[Part of a data file]
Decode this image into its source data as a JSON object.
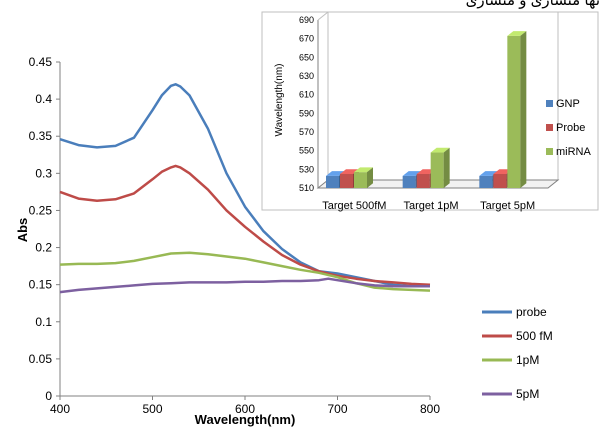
{
  "page_header_text": "نها متشاری و متشاری",
  "chart_data": [
    {
      "type": "line",
      "xlabel": "Wavelength(nm)",
      "ylabel": "Abs",
      "xlim": [
        400,
        800
      ],
      "ylim": [
        0,
        0.45
      ],
      "x_ticks": [
        "400",
        "500",
        "600",
        "700",
        "800"
      ],
      "y_ticks": [
        "0",
        "0.05",
        "0.1",
        "0.15",
        "0.2",
        "0.25",
        "0.3",
        "0.35",
        "0.4",
        "0.45"
      ],
      "grid": false,
      "legend_position": "right",
      "series": [
        {
          "name": "probe",
          "color": "#4a7ebb",
          "x": [
            400,
            420,
            440,
            460,
            480,
            500,
            510,
            520,
            525,
            530,
            540,
            560,
            580,
            600,
            620,
            640,
            660,
            680,
            700,
            720,
            740,
            760,
            780,
            800
          ],
          "y": [
            0.346,
            0.338,
            0.335,
            0.337,
            0.348,
            0.385,
            0.405,
            0.418,
            0.42,
            0.417,
            0.405,
            0.36,
            0.3,
            0.255,
            0.222,
            0.198,
            0.18,
            0.168,
            0.165,
            0.16,
            0.155,
            0.15,
            0.148,
            0.148
          ]
        },
        {
          "name": "500 fM",
          "color": "#be4b48",
          "x": [
            400,
            420,
            440,
            460,
            480,
            500,
            510,
            520,
            525,
            530,
            540,
            560,
            580,
            600,
            620,
            640,
            660,
            680,
            700,
            720,
            740,
            760,
            780,
            800
          ],
          "y": [
            0.275,
            0.266,
            0.263,
            0.265,
            0.273,
            0.292,
            0.302,
            0.308,
            0.31,
            0.308,
            0.3,
            0.278,
            0.25,
            0.228,
            0.208,
            0.19,
            0.177,
            0.168,
            0.162,
            0.158,
            0.155,
            0.153,
            0.151,
            0.15
          ]
        },
        {
          "name": "1pM",
          "color": "#98b954",
          "x": [
            400,
            420,
            440,
            460,
            480,
            500,
            520,
            540,
            560,
            580,
            600,
            620,
            640,
            660,
            680,
            700,
            720,
            740,
            760,
            780,
            800
          ],
          "y": [
            0.177,
            0.178,
            0.178,
            0.179,
            0.182,
            0.187,
            0.192,
            0.193,
            0.191,
            0.188,
            0.185,
            0.18,
            0.175,
            0.17,
            0.166,
            0.16,
            0.152,
            0.146,
            0.144,
            0.143,
            0.142
          ]
        },
        {
          "name": "5pM",
          "color": "#7d60a0",
          "x": [
            400,
            420,
            440,
            460,
            480,
            500,
            520,
            540,
            560,
            580,
            600,
            620,
            640,
            660,
            680,
            690,
            700,
            720,
            740,
            760,
            780,
            800
          ],
          "y": [
            0.14,
            0.143,
            0.145,
            0.147,
            0.149,
            0.151,
            0.152,
            0.153,
            0.153,
            0.153,
            0.154,
            0.154,
            0.155,
            0.155,
            0.156,
            0.158,
            0.156,
            0.152,
            0.149,
            0.148,
            0.148,
            0.148
          ]
        }
      ]
    },
    {
      "type": "bar",
      "ylabel": "Wavelength(nm)",
      "ylim": [
        510,
        690
      ],
      "y_ticks": [
        "510",
        "530",
        "550",
        "570",
        "590",
        "610",
        "630",
        "650",
        "670",
        "690"
      ],
      "categories": [
        "Target 500fM",
        "Target 1pM",
        "Target 5pM"
      ],
      "legend_position": "right",
      "series": [
        {
          "name": "GNP",
          "color": "#4f81bd",
          "values": [
            523,
            523,
            523
          ]
        },
        {
          "name": "Probe",
          "color": "#c0504d",
          "values": [
            525,
            525,
            525
          ]
        },
        {
          "name": "miRNA",
          "color": "#9bbb59",
          "values": [
            527,
            548,
            673
          ]
        }
      ]
    }
  ]
}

## [Short problem]
Copy every line of the listing that contains the word "Wavelength".

## [Output]
      "xlabel": "Wavelength(nm)",
      "ylabel": "Wavelength(nm)",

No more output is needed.